▶ [Exercise brief]:
Go through the lines below. Copy those with "Многоквартирный".

-=-=-=-=-

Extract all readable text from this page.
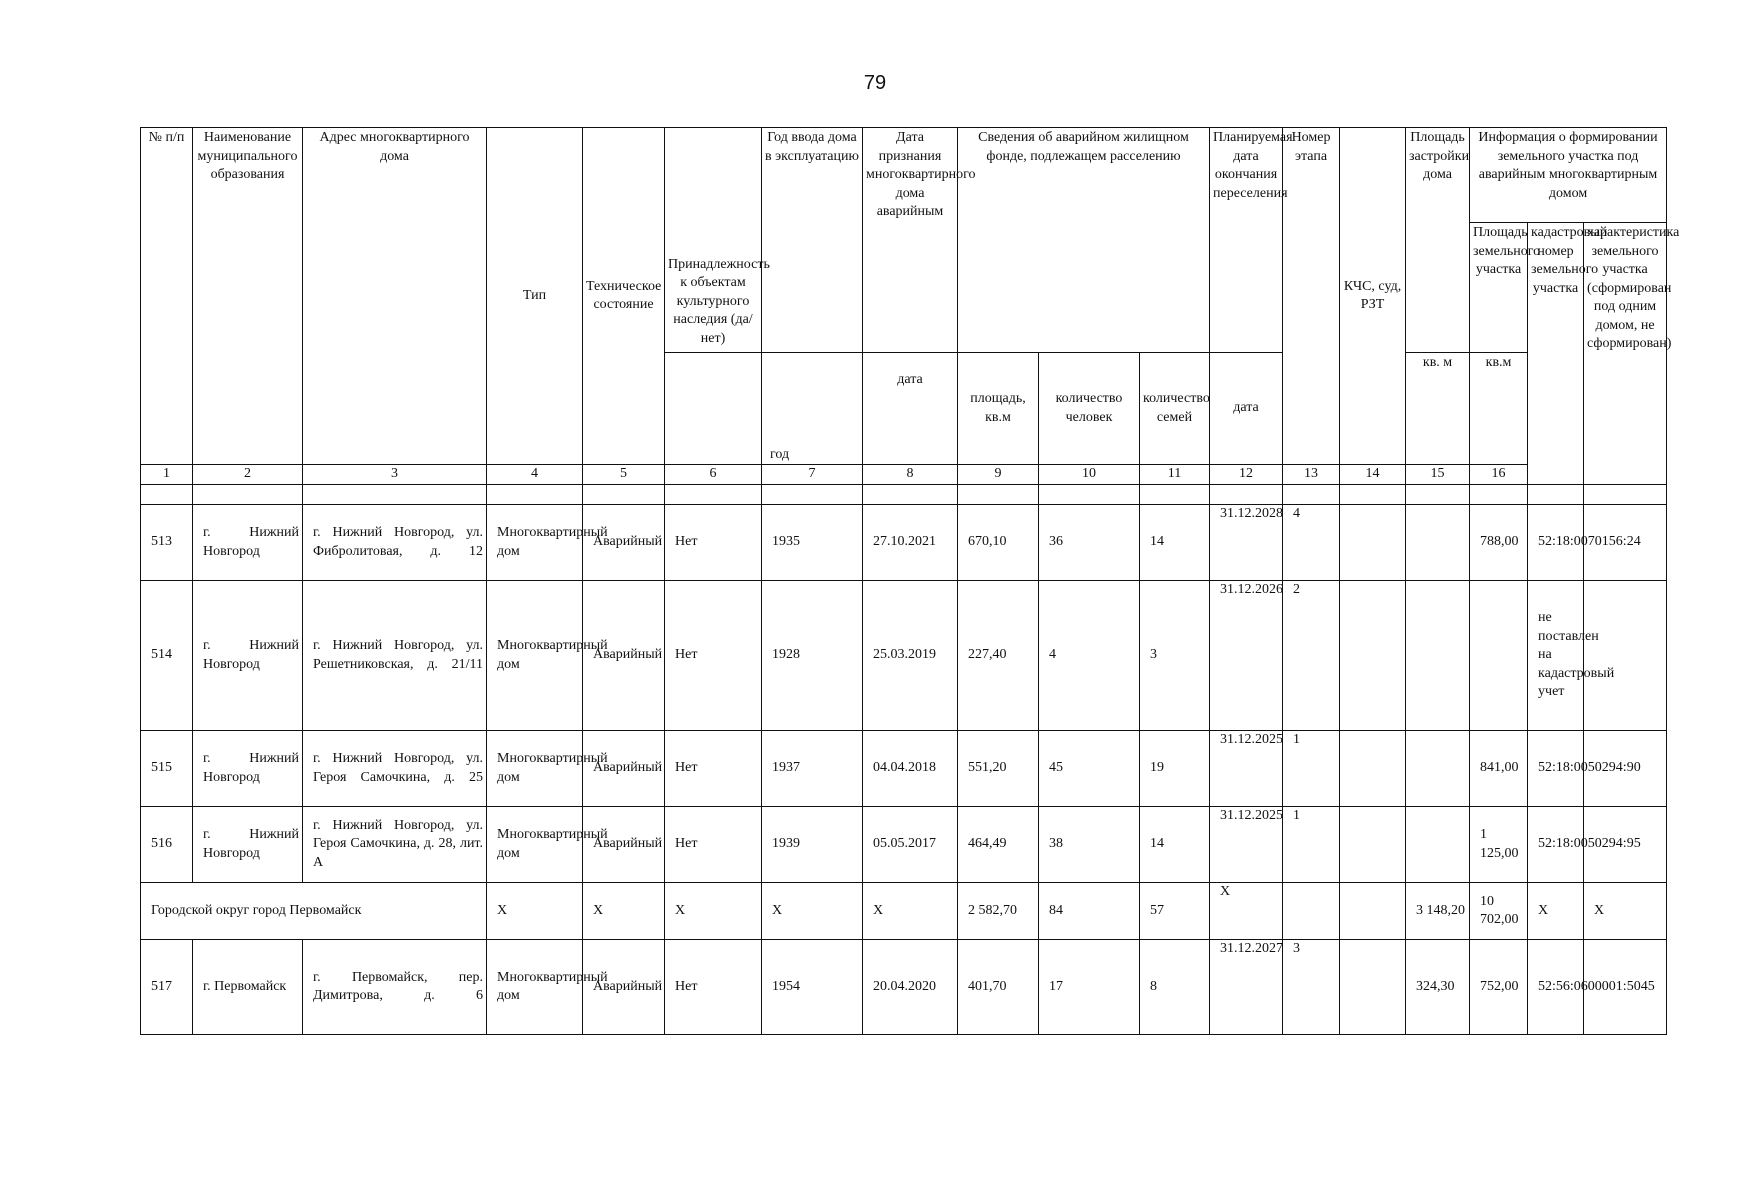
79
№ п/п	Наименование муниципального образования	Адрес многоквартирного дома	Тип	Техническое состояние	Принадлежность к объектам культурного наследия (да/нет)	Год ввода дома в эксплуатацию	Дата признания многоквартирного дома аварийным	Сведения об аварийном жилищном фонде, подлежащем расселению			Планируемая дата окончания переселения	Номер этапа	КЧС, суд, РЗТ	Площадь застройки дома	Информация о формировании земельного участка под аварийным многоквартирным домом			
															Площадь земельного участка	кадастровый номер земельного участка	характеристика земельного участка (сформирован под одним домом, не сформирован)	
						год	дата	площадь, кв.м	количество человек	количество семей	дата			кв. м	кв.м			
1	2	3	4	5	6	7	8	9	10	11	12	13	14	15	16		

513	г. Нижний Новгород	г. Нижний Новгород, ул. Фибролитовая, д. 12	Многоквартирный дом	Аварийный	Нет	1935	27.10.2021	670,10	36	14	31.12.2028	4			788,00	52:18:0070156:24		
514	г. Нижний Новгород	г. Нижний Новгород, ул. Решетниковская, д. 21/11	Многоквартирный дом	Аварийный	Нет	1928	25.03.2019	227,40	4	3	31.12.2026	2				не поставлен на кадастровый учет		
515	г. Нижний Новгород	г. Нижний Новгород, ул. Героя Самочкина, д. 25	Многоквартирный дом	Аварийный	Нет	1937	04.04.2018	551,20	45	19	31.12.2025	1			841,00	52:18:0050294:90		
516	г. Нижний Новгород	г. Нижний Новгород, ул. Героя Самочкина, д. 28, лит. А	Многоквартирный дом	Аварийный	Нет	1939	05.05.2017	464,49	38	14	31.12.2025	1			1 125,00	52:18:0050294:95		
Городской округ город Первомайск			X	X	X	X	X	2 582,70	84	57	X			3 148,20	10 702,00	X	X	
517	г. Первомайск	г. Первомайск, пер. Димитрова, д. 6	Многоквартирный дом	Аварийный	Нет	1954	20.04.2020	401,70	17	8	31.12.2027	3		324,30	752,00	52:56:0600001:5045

-=-=-=-=-

▶ [Exercise answer]:
513	г. Нижний Новгород	г. Нижний Новгород, ул. Фибролитовая, д. 12	Многоквартирный дом	Аварийный	Нет	1935	27.10.2021	670,10	36	14	31.12.2028	4			788,00	52:18:0070156:24		
514	г. Нижний Новгород	г. Нижний Новгород, ул. Решетниковская, д. 21/11	Многоквартирный дом	Аварийный	Нет	1928	25.03.2019	227,40	4	3	31.12.2026	2				не поставлен на кадастровый учет		
515	г. Нижний Новгород	г. Нижний Новгород, ул. Героя Самочкина, д. 25	Многоквартирный дом	Аварийный	Нет	1937	04.04.2018	551,20	45	19	31.12.2025	1			841,00	52:18:0050294:90		
516	г. Нижний Новгород	г. Нижний Новгород, ул. Героя Самочкина, д. 28, лит. А	Многоквартирный дом	Аварийный	Нет	1939	05.05.2017	464,49	38	14	31.12.2025	1			1 125,00	52:18:0050294:95		
517	г. Первомайск	г. Первомайск, пер. Димитрова, д. 6	Многоквартирный дом	Аварийный	Нет	1954	20.04.2020	401,70	17	8	31.12.2027	3		324,30	752,00	52:56:0600001:5045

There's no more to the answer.